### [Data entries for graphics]
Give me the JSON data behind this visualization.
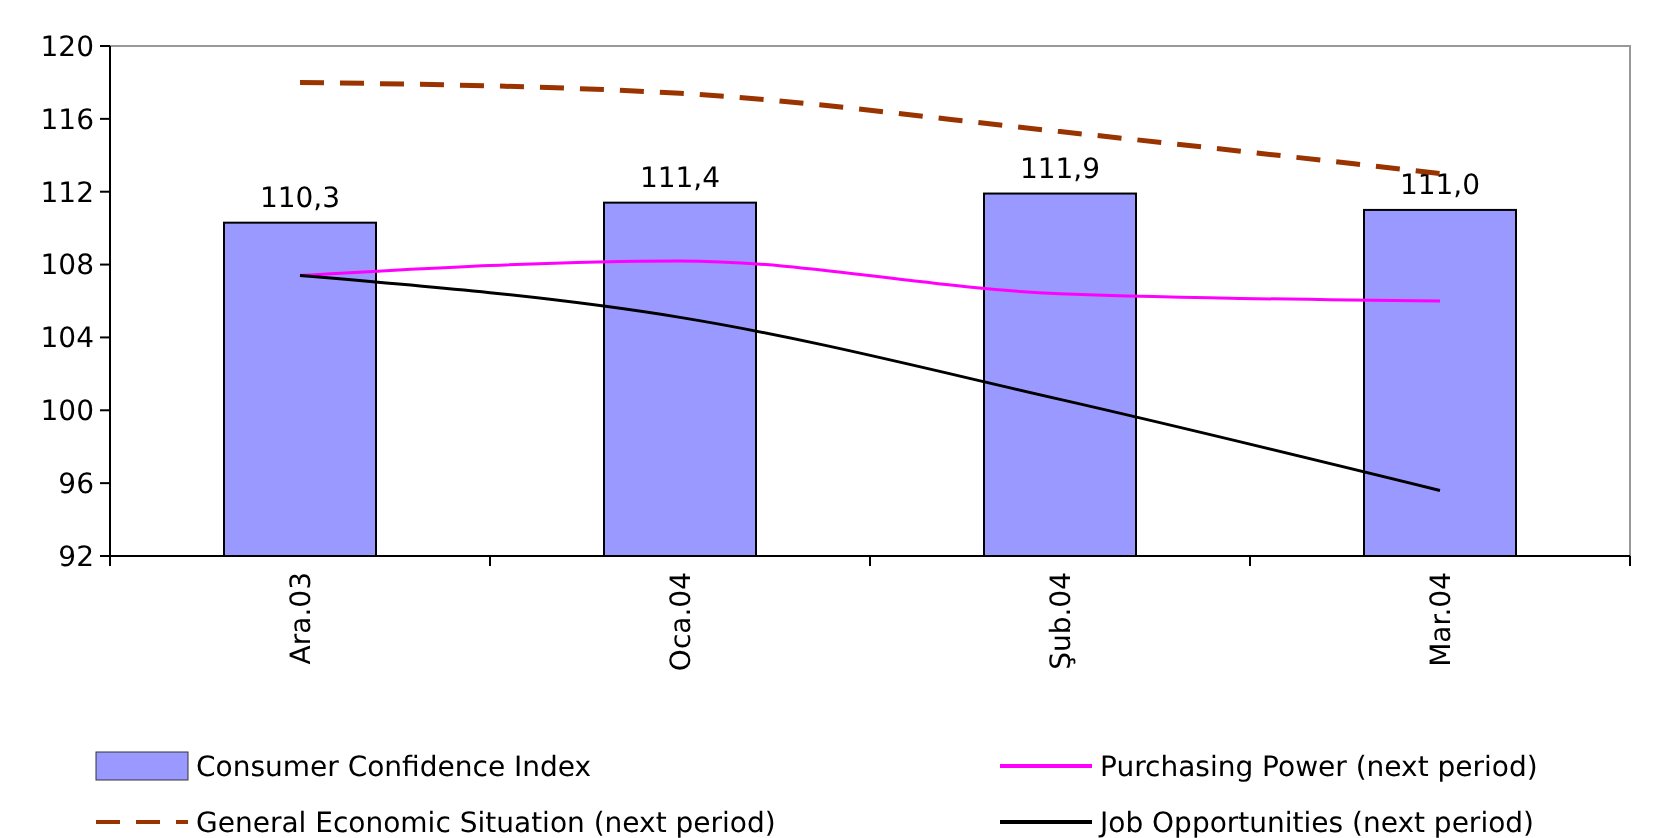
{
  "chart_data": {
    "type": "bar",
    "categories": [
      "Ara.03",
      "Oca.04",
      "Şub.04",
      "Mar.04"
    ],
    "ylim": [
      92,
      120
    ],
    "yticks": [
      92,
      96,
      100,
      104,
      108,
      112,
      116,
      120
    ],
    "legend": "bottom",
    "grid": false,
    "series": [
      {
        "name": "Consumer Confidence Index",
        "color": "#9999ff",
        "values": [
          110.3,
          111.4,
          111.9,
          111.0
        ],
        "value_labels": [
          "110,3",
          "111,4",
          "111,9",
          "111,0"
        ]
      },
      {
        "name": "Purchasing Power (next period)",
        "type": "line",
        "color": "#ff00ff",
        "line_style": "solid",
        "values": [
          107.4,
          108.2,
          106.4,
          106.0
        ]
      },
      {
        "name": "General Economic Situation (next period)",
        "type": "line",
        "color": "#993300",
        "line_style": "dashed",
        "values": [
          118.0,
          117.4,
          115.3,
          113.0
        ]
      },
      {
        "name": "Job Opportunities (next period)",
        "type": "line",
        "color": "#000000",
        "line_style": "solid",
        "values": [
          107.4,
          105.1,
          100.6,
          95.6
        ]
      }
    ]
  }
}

### [SHORT TASK]
Copy each line exactly, and leave the pictures out of your copy.

### [SOLUTION]
Give me the JSON data behind this visualization.
{
  "chart_data": {
    "type": "bar",
    "categories": [
      "Ara.03",
      "Oca.04",
      "Şub.04",
      "Mar.04"
    ],
    "ylim": [
      92,
      120
    ],
    "yticks": [
      92,
      96,
      100,
      104,
      108,
      112,
      116,
      120
    ],
    "legend": "bottom",
    "grid": false,
    "series": [
      {
        "name": "Consumer Confidence Index",
        "color": "#9999ff",
        "values": [
          110.3,
          111.4,
          111.9,
          111.0
        ],
        "value_labels": [
          "110,3",
          "111,4",
          "111,9",
          "111,0"
        ]
      },
      {
        "name": "Purchasing Power (next period)",
        "type": "line",
        "color": "#ff00ff",
        "line_style": "solid",
        "values": [
          107.4,
          108.2,
          106.4,
          106.0
        ]
      },
      {
        "name": "General Economic Situation (next period)",
        "type": "line",
        "color": "#993300",
        "line_style": "dashed",
        "values": [
          118.0,
          117.4,
          115.3,
          113.0
        ]
      },
      {
        "name": "Job Opportunities (next period)",
        "type": "line",
        "color": "#000000",
        "line_style": "solid",
        "values": [
          107.4,
          105.1,
          100.6,
          95.6
        ]
      }
    ]
  }
}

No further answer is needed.